Your objective — Report back each line of the records that contains the string "connectors".

Data provided —
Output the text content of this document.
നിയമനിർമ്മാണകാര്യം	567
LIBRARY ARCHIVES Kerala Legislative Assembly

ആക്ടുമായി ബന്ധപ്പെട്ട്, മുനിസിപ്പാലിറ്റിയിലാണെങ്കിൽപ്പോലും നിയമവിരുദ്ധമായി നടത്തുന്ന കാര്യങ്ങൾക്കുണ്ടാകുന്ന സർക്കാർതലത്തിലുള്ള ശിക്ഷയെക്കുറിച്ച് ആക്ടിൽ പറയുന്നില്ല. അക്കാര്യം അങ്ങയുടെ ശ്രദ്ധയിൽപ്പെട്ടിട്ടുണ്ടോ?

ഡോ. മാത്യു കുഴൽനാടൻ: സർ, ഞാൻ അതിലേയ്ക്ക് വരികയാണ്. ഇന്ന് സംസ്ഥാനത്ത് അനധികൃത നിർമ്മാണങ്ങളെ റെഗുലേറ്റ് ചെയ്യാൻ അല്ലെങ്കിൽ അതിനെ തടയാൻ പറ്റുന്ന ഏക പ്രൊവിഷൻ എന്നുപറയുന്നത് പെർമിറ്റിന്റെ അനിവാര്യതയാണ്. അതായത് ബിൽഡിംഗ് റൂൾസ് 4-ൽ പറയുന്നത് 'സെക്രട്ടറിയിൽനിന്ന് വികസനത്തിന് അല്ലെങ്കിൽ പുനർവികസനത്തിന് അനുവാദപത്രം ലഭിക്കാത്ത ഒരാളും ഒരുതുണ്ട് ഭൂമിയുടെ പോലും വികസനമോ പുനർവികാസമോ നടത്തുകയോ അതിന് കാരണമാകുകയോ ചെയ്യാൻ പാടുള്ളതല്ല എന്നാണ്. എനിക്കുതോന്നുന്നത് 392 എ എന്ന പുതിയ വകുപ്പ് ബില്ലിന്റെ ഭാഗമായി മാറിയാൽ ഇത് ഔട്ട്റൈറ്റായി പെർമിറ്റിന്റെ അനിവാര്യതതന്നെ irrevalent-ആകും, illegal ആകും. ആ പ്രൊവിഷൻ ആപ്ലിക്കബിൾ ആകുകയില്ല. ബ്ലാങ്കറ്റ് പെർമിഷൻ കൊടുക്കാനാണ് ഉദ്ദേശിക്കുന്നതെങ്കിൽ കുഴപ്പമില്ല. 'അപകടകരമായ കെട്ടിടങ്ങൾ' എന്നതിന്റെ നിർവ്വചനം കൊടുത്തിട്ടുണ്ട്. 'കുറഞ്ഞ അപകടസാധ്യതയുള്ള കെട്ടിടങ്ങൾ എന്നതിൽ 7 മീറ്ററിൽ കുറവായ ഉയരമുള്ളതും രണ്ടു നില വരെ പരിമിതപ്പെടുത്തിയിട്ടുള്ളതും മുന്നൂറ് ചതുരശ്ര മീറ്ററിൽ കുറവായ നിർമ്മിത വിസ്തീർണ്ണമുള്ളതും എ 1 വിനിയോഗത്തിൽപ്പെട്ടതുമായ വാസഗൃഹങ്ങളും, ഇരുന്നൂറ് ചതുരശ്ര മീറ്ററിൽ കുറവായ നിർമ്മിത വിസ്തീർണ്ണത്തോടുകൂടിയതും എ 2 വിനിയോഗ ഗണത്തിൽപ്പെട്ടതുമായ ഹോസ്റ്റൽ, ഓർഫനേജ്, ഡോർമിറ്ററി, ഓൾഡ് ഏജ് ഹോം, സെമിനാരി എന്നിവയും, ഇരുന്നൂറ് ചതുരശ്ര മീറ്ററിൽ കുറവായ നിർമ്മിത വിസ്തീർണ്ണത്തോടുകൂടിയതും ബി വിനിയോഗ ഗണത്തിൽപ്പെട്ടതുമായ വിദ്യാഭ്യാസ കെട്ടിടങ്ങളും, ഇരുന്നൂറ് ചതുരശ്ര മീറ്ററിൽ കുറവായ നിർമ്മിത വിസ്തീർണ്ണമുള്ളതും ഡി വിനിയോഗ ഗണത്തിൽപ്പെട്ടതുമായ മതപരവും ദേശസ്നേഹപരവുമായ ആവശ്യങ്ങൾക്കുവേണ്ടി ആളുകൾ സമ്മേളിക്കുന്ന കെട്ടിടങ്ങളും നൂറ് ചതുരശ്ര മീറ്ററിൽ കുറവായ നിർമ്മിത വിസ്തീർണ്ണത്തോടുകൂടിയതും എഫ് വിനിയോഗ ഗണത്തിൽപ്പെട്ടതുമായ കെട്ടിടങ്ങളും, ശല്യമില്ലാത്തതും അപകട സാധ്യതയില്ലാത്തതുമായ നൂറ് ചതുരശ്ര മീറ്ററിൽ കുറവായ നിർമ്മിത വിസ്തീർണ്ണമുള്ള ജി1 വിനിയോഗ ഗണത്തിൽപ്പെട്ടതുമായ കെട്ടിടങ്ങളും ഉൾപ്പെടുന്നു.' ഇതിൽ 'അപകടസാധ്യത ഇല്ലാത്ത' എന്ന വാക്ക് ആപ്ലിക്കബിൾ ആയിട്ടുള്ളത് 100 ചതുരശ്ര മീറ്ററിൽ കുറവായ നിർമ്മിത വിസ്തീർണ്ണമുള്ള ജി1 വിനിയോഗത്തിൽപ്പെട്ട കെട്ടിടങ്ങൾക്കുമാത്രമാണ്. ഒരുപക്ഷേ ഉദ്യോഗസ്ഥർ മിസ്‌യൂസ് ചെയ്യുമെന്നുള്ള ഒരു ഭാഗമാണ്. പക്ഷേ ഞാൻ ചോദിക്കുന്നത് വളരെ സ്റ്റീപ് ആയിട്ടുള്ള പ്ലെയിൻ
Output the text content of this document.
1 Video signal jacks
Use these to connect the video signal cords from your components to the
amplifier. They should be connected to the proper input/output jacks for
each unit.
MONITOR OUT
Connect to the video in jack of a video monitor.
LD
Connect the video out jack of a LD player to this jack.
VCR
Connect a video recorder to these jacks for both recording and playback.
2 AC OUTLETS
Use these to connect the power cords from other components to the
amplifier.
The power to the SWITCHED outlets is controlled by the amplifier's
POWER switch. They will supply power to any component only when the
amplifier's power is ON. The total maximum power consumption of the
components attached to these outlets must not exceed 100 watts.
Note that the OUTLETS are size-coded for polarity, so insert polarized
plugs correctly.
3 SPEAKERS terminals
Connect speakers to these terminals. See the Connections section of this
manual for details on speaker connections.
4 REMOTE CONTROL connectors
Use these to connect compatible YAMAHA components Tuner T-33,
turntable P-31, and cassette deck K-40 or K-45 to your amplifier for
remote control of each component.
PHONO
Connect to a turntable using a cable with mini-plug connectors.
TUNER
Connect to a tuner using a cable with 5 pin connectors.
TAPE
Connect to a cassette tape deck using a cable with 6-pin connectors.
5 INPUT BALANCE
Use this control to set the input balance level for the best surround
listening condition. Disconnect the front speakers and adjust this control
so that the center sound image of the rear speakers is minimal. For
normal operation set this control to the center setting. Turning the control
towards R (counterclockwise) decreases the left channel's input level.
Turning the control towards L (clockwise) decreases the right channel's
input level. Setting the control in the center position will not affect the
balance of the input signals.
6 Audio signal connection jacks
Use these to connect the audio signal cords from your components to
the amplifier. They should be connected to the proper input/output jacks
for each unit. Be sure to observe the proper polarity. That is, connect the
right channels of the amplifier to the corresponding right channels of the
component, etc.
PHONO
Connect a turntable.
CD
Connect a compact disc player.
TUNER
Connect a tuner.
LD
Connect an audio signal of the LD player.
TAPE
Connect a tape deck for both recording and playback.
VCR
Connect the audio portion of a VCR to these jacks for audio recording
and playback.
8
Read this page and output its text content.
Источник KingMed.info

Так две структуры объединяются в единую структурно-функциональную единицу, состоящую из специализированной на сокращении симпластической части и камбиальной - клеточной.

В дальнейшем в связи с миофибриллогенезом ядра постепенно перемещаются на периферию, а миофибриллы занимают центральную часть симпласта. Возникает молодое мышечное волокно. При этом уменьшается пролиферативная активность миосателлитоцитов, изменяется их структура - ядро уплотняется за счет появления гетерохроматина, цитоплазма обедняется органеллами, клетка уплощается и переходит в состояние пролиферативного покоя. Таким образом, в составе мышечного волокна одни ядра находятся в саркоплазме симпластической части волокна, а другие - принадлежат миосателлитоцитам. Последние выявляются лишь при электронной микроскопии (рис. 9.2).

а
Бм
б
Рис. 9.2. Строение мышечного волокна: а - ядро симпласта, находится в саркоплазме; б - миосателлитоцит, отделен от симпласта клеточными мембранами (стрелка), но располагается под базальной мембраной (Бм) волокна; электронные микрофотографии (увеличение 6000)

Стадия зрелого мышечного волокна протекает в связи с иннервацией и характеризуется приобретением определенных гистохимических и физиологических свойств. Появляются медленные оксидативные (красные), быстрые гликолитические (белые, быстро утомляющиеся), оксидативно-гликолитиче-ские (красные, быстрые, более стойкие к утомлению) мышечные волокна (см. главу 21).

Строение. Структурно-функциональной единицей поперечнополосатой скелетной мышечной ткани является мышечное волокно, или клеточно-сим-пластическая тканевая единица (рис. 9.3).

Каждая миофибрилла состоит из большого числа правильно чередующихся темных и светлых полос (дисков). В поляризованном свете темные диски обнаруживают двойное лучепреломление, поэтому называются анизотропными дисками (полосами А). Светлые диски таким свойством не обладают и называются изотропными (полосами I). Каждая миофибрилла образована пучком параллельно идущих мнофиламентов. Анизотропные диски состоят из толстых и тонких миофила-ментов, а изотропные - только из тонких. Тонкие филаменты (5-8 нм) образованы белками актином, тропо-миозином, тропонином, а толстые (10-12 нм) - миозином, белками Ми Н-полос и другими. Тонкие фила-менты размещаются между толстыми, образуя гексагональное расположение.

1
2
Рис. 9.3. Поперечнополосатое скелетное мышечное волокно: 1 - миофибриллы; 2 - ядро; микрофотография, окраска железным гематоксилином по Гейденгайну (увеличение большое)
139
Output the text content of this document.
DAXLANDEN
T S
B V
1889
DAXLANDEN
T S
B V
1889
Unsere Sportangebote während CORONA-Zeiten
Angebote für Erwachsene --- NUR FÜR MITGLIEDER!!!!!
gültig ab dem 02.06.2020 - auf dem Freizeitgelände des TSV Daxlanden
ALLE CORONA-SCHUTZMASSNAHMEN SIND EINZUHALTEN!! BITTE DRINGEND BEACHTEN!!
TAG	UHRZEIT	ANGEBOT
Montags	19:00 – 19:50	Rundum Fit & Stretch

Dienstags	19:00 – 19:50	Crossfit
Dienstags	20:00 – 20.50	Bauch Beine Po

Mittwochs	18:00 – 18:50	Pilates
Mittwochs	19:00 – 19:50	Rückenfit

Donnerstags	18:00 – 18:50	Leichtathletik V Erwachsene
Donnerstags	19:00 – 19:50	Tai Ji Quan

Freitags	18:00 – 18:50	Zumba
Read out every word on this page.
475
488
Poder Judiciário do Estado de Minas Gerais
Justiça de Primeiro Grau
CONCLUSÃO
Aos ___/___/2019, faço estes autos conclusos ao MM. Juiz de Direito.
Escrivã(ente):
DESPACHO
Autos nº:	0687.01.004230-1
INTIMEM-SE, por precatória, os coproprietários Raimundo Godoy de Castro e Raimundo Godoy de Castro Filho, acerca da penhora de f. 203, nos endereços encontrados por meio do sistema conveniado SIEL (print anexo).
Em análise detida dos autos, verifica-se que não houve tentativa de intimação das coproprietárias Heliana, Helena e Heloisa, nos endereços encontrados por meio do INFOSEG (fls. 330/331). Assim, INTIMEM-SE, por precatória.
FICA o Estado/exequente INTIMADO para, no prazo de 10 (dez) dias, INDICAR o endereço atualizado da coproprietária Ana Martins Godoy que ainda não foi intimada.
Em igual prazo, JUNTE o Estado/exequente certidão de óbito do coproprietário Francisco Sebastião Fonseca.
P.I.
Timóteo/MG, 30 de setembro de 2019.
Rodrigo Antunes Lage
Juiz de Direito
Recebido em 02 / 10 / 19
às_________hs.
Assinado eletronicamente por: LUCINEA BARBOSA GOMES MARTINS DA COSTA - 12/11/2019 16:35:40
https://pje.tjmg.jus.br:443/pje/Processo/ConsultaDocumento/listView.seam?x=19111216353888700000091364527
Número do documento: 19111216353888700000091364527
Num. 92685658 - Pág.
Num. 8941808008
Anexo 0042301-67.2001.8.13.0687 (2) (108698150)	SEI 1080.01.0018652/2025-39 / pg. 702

Reply —
4 REMOTE CONTROL connectors
Connect to a turntable using a cable with mini-plug connectors.
Connect to a tuner using a cable with 5 pin connectors.
Connect to a cassette tape deck using a cable with 6-pin connectors.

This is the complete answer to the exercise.